* [WORK TO BE COMPLETED]: Reproduce the listing from its beginning through the line containing "sidebar-item-reports[interactable]: 📈 Reports", substituting "coordinates" for "bounding boxes" and leaving everything else unchanged.

* [RECORDS SHOWN]:
##############################

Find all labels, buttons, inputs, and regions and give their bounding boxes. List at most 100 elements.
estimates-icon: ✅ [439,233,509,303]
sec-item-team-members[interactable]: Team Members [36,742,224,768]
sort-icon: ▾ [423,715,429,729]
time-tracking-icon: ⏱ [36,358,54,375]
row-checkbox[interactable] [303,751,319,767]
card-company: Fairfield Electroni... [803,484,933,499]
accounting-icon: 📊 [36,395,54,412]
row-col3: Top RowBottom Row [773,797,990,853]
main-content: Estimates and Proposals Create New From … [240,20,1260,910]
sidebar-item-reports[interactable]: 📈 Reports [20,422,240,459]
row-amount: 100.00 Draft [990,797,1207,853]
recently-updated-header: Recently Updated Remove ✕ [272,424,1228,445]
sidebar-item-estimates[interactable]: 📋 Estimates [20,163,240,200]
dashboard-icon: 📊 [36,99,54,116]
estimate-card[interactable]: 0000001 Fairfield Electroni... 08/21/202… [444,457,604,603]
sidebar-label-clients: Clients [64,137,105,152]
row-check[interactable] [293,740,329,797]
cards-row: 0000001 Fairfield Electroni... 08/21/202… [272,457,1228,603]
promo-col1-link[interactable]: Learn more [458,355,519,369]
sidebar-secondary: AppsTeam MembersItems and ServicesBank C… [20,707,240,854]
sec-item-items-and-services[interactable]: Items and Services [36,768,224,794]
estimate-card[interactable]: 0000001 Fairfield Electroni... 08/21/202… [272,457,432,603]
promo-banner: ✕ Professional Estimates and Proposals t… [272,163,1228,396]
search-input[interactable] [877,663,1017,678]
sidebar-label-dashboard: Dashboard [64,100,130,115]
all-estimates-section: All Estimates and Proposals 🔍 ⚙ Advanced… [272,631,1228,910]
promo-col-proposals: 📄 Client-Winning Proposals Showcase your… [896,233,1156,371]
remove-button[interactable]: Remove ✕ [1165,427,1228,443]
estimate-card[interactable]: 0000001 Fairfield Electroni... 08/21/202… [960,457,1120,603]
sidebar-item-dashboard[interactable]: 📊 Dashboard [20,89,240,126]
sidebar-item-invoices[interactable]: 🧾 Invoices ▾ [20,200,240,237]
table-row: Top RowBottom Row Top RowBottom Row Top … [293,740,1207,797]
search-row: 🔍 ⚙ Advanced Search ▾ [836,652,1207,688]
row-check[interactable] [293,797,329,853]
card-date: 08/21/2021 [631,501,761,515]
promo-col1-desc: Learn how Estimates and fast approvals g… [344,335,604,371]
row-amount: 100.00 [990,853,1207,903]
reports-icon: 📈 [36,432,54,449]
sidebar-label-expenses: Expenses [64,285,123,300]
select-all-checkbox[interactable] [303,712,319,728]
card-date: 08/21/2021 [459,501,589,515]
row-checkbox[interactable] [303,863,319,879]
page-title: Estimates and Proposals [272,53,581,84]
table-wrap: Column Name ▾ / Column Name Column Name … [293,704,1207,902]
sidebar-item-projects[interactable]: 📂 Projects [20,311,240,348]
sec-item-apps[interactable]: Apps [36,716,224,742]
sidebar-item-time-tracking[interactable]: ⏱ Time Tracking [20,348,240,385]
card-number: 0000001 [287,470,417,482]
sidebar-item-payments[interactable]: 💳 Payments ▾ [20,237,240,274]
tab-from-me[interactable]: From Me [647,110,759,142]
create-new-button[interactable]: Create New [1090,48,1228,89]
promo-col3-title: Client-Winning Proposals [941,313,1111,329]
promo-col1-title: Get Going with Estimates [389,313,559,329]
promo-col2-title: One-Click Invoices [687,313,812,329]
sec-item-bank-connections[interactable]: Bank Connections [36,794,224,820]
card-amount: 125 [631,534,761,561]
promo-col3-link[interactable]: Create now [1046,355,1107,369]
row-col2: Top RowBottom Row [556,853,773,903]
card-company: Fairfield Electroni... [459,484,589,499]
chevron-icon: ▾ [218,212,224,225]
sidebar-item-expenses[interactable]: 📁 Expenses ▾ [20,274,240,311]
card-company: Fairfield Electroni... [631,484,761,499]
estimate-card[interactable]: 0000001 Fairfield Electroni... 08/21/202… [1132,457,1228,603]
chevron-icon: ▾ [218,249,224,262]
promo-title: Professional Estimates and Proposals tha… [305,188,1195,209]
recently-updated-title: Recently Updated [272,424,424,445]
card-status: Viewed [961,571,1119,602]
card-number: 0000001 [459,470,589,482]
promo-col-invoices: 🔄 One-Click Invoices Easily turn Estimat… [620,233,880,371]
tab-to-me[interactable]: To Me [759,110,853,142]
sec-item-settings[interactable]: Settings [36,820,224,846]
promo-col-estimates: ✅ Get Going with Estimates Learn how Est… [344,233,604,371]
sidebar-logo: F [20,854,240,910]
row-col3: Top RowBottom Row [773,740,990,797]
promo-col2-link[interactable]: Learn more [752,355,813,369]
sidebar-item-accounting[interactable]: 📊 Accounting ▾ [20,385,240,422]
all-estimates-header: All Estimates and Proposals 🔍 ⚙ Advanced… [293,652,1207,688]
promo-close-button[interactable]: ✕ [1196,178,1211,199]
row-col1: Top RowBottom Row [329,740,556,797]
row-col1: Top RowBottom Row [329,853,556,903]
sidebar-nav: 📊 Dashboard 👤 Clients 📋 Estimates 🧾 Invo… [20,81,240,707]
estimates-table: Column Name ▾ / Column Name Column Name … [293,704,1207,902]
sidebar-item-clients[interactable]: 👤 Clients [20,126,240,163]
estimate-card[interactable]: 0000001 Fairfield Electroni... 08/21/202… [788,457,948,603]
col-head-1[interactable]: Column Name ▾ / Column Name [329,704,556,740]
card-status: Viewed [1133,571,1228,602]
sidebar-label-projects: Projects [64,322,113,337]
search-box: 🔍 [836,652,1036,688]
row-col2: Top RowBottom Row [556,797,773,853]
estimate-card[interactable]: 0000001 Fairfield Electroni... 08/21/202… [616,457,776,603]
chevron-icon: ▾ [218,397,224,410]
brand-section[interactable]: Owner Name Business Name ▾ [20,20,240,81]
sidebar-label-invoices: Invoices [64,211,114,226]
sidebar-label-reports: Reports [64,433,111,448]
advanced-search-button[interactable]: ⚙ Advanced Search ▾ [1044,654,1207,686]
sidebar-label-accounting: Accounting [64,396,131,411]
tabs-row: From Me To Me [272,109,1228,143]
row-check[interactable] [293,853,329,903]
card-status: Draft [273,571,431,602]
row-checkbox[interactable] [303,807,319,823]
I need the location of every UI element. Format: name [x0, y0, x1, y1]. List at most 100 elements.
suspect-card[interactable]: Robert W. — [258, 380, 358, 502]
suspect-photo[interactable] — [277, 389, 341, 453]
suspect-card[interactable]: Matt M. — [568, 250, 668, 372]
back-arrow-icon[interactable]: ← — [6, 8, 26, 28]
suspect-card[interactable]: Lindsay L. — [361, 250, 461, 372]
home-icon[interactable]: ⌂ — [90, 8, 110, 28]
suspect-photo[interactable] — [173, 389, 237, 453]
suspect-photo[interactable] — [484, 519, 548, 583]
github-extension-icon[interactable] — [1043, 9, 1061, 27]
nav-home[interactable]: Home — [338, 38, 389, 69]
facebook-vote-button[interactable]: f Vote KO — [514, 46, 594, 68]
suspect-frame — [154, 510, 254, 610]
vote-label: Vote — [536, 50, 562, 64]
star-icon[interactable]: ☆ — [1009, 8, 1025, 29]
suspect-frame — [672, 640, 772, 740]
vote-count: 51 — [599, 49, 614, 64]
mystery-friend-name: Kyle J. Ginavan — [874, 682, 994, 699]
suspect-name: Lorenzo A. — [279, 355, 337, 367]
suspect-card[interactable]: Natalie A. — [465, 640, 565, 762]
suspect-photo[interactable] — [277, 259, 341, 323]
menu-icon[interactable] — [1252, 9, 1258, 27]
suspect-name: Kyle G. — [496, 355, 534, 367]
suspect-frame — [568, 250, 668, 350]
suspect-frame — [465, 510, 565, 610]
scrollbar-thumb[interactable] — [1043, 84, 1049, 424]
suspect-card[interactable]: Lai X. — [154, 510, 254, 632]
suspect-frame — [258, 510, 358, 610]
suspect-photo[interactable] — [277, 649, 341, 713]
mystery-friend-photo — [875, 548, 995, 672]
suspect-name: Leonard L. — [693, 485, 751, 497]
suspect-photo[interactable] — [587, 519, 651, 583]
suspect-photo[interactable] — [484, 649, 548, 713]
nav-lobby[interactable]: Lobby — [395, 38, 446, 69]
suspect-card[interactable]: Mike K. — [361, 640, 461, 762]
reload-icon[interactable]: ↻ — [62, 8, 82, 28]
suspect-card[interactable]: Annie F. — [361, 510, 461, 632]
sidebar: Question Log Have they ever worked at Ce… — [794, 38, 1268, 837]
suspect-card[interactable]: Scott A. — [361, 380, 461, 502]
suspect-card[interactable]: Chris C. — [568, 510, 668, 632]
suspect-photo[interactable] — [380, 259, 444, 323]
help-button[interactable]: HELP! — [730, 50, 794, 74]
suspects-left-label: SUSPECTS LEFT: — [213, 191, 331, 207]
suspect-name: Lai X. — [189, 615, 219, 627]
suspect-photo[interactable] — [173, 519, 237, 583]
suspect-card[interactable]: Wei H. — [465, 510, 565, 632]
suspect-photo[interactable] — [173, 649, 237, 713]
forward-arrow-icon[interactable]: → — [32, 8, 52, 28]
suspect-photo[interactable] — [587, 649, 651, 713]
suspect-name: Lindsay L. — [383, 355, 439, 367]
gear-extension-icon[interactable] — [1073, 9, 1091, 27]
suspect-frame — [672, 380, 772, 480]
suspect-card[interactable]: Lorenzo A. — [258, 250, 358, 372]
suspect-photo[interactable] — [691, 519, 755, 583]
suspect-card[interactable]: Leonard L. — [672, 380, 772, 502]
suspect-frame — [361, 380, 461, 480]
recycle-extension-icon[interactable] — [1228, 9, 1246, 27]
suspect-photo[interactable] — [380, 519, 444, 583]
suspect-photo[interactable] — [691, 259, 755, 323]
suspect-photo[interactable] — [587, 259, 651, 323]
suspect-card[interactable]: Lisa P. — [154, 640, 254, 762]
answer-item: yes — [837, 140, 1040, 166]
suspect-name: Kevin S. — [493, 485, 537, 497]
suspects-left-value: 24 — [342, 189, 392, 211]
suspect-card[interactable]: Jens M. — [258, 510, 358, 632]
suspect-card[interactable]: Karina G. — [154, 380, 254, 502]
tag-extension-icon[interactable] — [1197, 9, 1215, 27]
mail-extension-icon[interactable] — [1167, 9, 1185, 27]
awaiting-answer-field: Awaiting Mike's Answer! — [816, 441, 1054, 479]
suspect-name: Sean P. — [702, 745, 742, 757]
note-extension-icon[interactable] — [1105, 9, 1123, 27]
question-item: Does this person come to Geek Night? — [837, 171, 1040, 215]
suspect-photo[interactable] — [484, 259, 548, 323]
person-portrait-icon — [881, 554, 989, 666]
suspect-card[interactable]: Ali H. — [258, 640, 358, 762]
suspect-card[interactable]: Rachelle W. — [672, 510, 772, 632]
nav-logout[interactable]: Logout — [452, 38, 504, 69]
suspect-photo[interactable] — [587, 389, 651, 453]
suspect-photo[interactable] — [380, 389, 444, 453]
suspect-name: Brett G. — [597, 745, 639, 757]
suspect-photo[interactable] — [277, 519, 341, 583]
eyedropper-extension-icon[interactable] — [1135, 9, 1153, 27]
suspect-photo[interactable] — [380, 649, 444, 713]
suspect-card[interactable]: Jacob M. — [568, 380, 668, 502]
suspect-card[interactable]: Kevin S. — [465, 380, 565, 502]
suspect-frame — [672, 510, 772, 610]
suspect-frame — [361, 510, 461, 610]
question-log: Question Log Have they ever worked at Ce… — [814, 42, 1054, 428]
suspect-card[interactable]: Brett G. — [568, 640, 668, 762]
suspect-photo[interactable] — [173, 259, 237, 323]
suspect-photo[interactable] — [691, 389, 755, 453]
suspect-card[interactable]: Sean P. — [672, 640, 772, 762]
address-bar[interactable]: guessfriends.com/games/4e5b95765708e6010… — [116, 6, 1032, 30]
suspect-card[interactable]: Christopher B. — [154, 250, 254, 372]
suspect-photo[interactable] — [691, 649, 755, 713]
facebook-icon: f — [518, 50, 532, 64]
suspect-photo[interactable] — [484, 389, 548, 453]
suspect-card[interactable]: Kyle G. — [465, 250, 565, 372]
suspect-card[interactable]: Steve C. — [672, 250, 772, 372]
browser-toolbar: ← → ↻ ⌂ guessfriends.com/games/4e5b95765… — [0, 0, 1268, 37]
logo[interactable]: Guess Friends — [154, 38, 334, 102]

##############################

* [SOLUTION FOR THIS PROBLEM]:
Find all labels, buttons, inputs, and regions and give their coordinates. List at most 100 elements.
estimates-icon: ✅ [439,233,509,303]
sec-item-team-members[interactable]: Team Members [36,742,224,768]
sort-icon: ▾ [423,715,429,729]
time-tracking-icon: ⏱ [36,358,54,375]
row-checkbox[interactable] [303,751,319,767]
card-company: Fairfield Electroni... [803,484,933,499]
accounting-icon: 📊 [36,395,54,412]
row-col3: Top RowBottom Row [773,797,990,853]
main-content: Estimates and Proposals Create New From … [240,20,1260,910]
sidebar-item-reports[interactable]: 📈 Reports [20,422,240,459]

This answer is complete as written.